**Exercise details:**
Output the records exactly as they appear, with no pictures included.

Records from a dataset
____

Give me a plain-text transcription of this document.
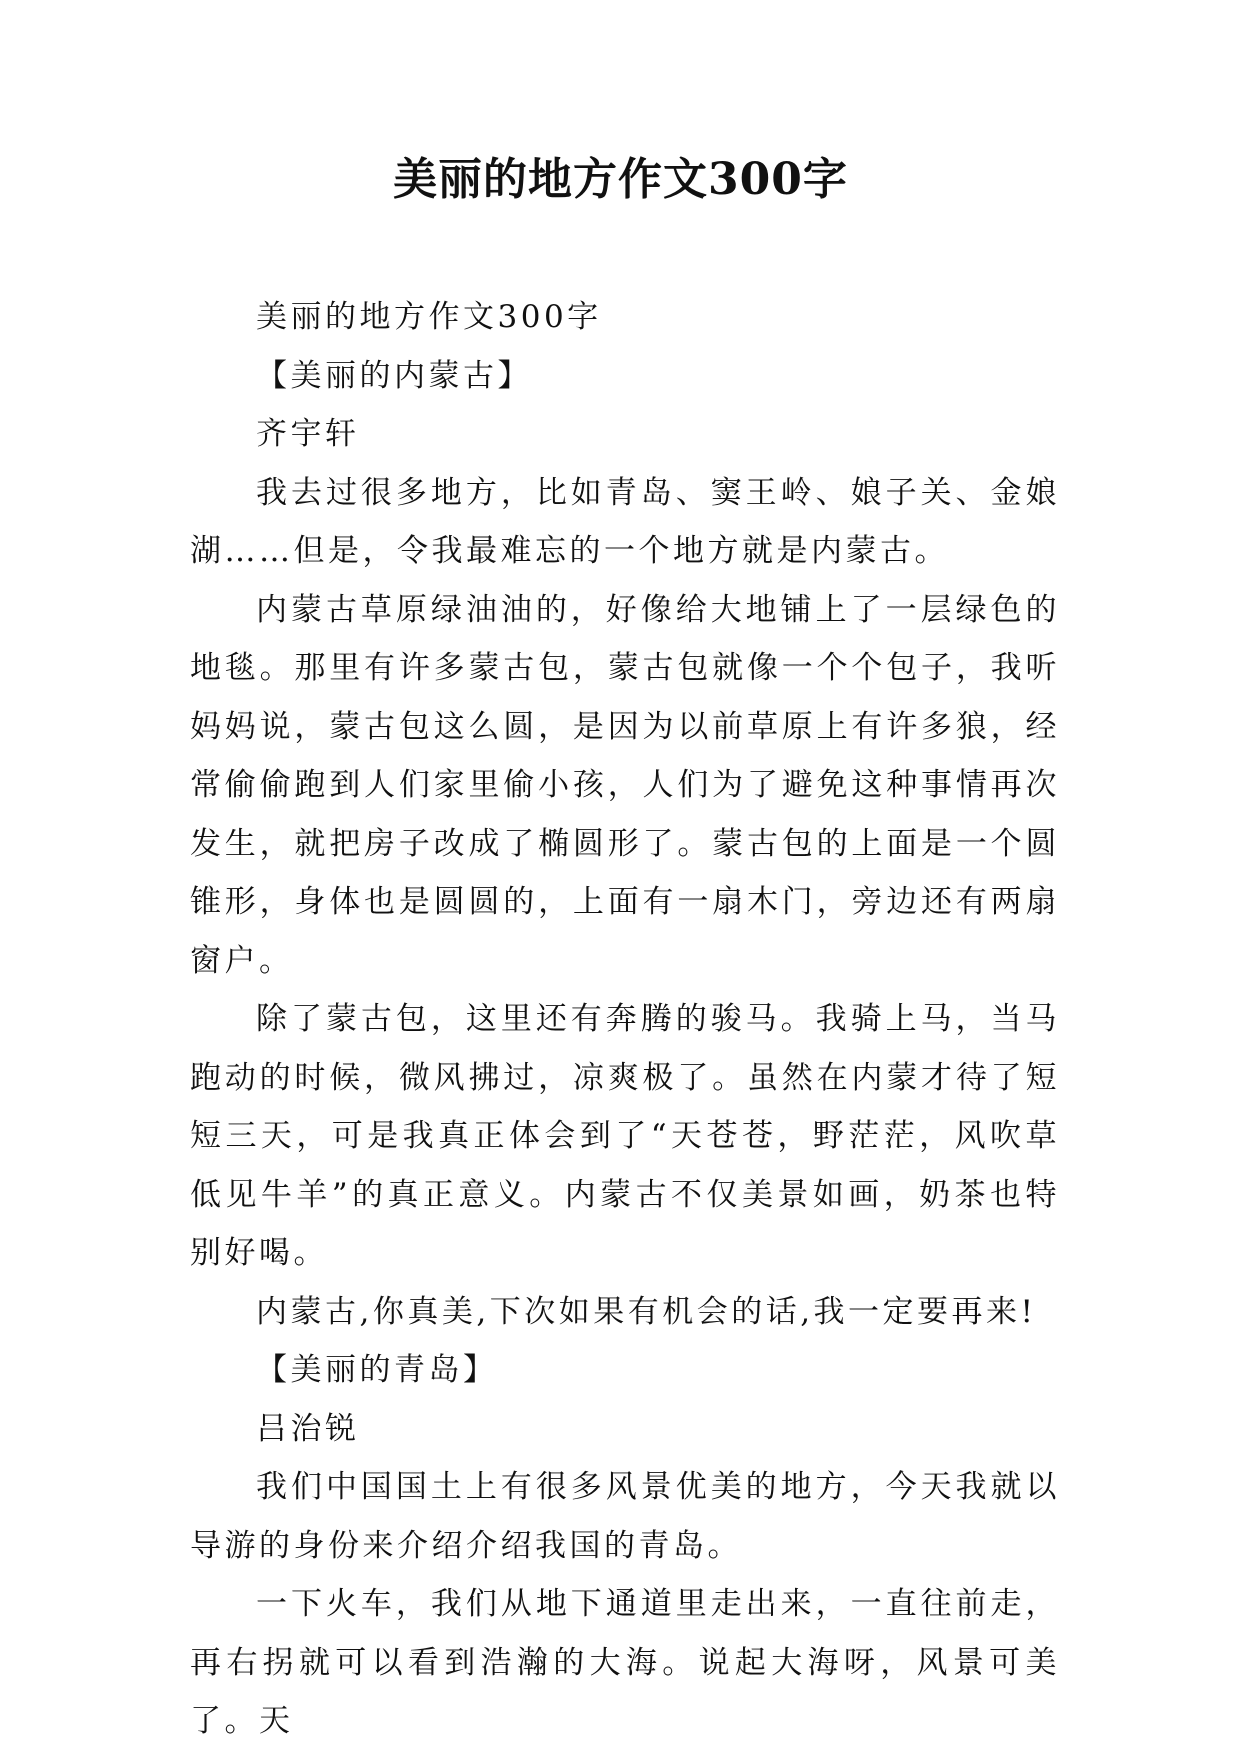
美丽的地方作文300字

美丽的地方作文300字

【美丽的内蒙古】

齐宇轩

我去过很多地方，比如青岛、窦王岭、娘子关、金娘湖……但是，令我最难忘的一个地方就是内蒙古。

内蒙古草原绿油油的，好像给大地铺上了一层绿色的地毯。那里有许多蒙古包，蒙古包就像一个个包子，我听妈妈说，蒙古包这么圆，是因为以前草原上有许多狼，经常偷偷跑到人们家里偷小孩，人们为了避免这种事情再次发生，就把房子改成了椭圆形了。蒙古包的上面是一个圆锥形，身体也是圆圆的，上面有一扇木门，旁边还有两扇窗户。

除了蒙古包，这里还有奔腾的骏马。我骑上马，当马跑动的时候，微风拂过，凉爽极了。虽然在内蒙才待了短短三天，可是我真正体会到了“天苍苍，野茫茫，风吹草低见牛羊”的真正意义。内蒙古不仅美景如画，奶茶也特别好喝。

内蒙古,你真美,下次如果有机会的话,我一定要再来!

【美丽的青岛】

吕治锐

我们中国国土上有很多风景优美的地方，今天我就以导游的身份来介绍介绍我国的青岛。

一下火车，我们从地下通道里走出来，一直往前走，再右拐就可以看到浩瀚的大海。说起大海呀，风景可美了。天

____

**Task response:**
Give me a plain-text transcription of this document.
美丽的地方作文300字

美丽的地方作文300字

【美丽的内蒙古】

齐宇轩

我去过很多地方，比如青岛、窦王岭、娘子关、金娘湖……但是，令我最难忘的一个地方就是内蒙古。

内蒙古草原绿油油的，好像给大地铺上了一层绿色的地毯。那里有许多蒙古包，蒙古包就像一个个包子，我听妈妈说，蒙古包这么圆，是因为以前草原上有许多狼，经常偷偷跑到人们家里偷小孩，人们为了避免这种事情再次发生，就把房子改成了椭圆形了。蒙古包的上面是一个圆锥形，身体也是圆圆的，上面有一扇木门，旁边还有两扇窗户。

除了蒙古包，这里还有奔腾的骏马。我骑上马，当马跑动的时候，微风拂过，凉爽极了。虽然在内蒙才待了短短三天，可是我真正体会到了“天苍苍，野茫茫，风吹草低见牛羊”的真正意义。内蒙古不仅美景如画，奶茶也特别好喝。

内蒙古,你真美,下次如果有机会的话,我一定要再来!

【美丽的青岛】

吕治锐

我们中国国土上有很多风景优美的地方，今天我就以导游的身份来介绍介绍我国的青岛。

一下火车，我们从地下通道里走出来，一直往前走，再右拐就可以看到浩瀚的大海。说起大海呀，风景可美了。天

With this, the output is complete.